→ Records:
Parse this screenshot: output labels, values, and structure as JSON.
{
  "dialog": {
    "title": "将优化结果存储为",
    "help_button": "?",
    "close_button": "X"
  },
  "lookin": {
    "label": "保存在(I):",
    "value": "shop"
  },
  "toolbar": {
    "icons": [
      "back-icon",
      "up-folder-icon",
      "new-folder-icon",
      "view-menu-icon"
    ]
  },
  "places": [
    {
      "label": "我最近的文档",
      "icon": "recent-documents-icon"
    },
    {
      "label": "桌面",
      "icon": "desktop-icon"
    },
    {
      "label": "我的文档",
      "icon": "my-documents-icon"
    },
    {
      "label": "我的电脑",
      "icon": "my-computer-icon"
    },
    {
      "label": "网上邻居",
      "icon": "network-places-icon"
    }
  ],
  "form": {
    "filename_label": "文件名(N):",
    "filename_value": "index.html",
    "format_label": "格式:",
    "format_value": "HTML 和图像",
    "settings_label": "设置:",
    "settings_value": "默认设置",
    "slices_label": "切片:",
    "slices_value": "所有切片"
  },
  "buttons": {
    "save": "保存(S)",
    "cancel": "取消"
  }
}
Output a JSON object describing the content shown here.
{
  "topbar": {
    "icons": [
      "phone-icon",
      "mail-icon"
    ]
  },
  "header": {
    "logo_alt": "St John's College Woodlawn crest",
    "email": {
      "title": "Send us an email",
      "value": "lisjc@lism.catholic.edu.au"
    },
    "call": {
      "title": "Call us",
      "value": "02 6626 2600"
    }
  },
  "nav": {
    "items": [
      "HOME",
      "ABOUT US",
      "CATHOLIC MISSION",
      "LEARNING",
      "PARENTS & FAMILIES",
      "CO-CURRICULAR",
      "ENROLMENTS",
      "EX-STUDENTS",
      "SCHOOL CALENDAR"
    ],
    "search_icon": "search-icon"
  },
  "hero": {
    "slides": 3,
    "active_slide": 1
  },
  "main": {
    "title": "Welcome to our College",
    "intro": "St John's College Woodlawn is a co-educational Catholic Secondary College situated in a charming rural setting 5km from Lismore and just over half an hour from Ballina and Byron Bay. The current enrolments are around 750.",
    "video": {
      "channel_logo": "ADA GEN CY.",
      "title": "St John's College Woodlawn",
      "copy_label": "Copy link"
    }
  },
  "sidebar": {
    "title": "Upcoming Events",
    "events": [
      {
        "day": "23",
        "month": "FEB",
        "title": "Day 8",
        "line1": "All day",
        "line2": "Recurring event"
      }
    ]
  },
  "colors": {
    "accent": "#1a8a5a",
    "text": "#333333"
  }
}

→ Your goal: Copy each line above that contains the string "title".

→ Answer to this task:
    "title": "将优化结果存储为",
      "title": "Send us an email",
      "title": "Call us",
    "title": "Welcome to our College",
      "title": "St John's College Woodlawn",
    "title": "Upcoming Events",
        "title": "Day 8",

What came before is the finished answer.